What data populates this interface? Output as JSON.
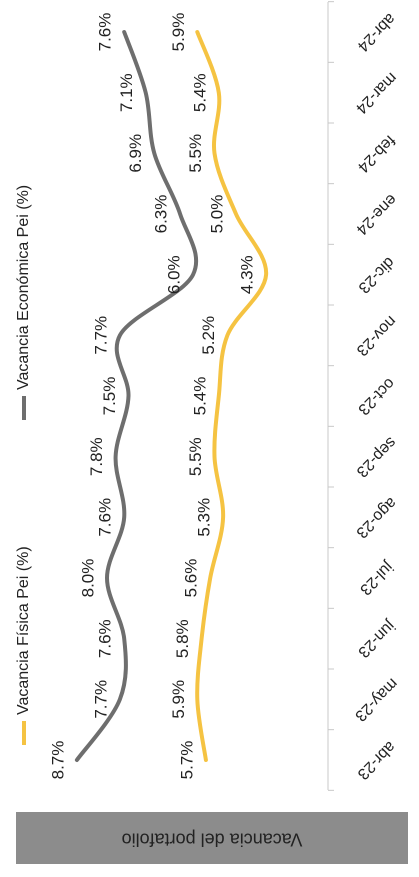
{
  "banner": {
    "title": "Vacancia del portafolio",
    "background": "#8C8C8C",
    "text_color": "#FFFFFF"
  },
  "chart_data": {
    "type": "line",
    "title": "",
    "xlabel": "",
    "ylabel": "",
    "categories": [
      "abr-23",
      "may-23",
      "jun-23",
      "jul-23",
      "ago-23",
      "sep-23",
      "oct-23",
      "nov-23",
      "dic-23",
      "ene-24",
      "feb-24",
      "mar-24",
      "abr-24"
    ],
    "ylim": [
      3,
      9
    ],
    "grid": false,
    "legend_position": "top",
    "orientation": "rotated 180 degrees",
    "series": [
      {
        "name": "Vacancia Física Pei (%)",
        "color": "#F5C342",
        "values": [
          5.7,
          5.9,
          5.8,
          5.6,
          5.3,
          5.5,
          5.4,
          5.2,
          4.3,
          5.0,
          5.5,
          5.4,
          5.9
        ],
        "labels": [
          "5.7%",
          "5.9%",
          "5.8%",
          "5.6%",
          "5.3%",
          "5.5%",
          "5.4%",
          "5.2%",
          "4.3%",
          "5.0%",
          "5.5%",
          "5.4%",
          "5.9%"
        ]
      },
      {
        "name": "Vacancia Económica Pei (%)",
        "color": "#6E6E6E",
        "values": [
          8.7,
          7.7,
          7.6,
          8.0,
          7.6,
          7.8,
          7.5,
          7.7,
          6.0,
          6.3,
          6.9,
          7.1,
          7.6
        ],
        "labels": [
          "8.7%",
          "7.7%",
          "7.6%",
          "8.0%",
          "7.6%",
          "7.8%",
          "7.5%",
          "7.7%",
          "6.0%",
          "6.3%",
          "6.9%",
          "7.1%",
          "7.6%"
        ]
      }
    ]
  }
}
== == ==
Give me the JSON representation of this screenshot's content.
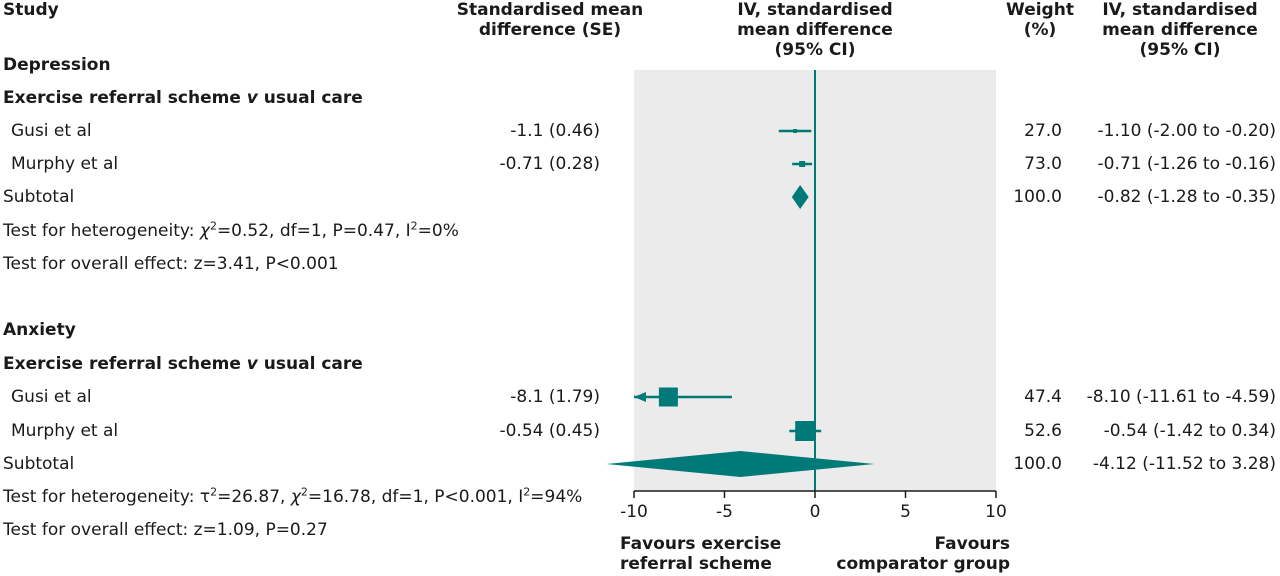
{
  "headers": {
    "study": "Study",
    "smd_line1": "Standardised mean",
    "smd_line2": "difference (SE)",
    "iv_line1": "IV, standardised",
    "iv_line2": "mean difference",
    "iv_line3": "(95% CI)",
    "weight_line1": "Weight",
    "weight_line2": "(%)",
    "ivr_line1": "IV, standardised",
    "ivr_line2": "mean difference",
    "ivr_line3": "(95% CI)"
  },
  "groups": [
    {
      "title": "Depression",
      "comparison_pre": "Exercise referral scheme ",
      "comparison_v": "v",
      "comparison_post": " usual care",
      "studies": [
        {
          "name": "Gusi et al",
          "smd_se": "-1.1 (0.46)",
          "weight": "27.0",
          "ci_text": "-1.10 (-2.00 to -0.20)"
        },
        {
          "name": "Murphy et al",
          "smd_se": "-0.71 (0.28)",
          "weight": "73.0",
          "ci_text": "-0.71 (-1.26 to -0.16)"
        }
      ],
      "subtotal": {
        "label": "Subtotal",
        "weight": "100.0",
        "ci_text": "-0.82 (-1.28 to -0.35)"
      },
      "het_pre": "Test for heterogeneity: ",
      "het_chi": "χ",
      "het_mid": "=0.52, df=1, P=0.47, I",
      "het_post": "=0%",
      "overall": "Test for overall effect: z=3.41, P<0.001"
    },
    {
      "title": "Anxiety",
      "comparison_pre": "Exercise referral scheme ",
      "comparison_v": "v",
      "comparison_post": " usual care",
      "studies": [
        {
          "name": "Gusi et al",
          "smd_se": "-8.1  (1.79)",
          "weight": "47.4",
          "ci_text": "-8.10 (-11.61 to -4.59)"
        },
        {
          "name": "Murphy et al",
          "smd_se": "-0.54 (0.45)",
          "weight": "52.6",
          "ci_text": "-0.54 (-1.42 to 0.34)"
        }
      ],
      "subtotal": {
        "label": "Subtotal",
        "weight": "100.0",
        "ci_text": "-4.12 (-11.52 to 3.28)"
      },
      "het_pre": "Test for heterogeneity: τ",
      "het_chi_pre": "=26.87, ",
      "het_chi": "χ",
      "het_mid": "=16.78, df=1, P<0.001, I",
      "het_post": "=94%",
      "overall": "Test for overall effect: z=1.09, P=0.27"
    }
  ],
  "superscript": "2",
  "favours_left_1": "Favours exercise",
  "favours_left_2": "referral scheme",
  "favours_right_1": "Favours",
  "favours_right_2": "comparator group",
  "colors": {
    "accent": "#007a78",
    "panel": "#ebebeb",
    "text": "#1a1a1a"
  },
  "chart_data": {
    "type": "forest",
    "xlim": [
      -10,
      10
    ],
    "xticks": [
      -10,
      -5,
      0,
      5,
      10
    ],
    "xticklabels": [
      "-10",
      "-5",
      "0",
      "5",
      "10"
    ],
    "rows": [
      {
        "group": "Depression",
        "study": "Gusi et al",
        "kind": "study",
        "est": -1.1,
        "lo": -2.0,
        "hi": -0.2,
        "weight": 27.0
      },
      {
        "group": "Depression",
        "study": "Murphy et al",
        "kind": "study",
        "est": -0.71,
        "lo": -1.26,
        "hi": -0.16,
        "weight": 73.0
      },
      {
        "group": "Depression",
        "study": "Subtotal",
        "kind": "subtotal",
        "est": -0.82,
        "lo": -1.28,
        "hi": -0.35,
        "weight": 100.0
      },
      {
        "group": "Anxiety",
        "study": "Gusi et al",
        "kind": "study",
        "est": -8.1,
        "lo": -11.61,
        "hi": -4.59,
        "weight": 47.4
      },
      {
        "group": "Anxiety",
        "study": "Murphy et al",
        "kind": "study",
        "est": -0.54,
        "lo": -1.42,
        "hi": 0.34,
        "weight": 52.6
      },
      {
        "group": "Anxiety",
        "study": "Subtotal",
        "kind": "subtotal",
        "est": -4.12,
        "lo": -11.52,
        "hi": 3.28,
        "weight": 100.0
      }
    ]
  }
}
== == ==
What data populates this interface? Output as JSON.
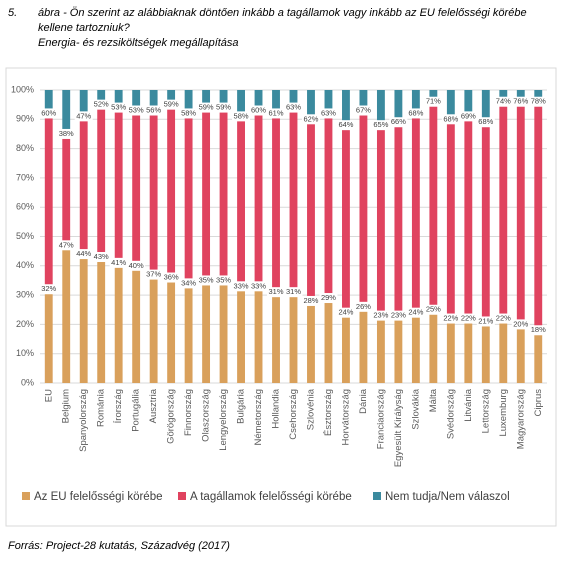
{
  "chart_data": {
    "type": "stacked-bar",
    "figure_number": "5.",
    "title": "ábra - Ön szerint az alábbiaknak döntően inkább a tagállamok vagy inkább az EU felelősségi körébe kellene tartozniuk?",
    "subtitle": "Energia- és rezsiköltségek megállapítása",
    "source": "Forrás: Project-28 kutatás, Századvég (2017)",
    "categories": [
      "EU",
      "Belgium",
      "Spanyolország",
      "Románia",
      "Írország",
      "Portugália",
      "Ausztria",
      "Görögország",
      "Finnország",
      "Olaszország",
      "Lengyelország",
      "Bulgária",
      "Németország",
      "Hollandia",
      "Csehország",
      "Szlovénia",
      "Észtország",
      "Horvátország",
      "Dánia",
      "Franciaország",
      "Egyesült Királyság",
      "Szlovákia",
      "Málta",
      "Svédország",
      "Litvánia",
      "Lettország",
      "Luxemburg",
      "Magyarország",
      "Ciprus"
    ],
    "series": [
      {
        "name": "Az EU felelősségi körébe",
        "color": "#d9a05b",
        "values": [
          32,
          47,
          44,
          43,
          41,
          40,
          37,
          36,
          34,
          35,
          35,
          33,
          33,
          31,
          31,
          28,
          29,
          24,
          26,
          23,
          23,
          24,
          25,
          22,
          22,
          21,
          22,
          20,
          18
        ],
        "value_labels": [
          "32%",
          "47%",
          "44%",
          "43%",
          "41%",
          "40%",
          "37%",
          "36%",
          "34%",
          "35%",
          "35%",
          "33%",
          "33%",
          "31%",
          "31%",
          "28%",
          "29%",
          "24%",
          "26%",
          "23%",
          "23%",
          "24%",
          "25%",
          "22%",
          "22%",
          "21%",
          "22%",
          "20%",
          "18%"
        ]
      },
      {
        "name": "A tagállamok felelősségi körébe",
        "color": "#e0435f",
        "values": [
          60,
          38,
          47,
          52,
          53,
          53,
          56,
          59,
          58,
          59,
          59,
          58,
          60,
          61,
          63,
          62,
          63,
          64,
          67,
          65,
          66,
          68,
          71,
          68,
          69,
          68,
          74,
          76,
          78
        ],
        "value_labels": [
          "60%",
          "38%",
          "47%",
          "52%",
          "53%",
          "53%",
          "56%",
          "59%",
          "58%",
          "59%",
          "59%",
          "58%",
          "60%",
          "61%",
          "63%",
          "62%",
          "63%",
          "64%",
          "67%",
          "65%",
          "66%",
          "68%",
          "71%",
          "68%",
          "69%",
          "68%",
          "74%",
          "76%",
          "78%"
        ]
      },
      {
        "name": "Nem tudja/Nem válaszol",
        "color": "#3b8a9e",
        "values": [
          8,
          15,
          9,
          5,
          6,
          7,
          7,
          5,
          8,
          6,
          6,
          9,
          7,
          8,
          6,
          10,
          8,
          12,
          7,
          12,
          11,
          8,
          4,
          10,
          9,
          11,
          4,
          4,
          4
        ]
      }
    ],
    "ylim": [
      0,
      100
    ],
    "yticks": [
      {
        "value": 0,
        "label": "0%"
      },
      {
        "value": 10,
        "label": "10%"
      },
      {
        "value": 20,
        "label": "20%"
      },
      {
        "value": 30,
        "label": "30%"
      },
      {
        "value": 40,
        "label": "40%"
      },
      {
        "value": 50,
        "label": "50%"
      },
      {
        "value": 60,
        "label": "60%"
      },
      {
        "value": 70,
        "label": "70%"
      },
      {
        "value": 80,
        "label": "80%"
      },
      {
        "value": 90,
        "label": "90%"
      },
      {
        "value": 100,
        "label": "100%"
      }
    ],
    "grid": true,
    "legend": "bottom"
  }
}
== == ==
▸ Requirement
Copy each line that contains the word "felelősségi".

▸ Answer to the problem
    "title": "ábra - Ön szerint az alábbiaknak döntően inkább a tagállamok vagy inkább az EU felelősségi körébe kellene tartozniuk?",
        "name": "Az EU felelősségi körébe",
        "name": "A tagállamok felelősségi körébe",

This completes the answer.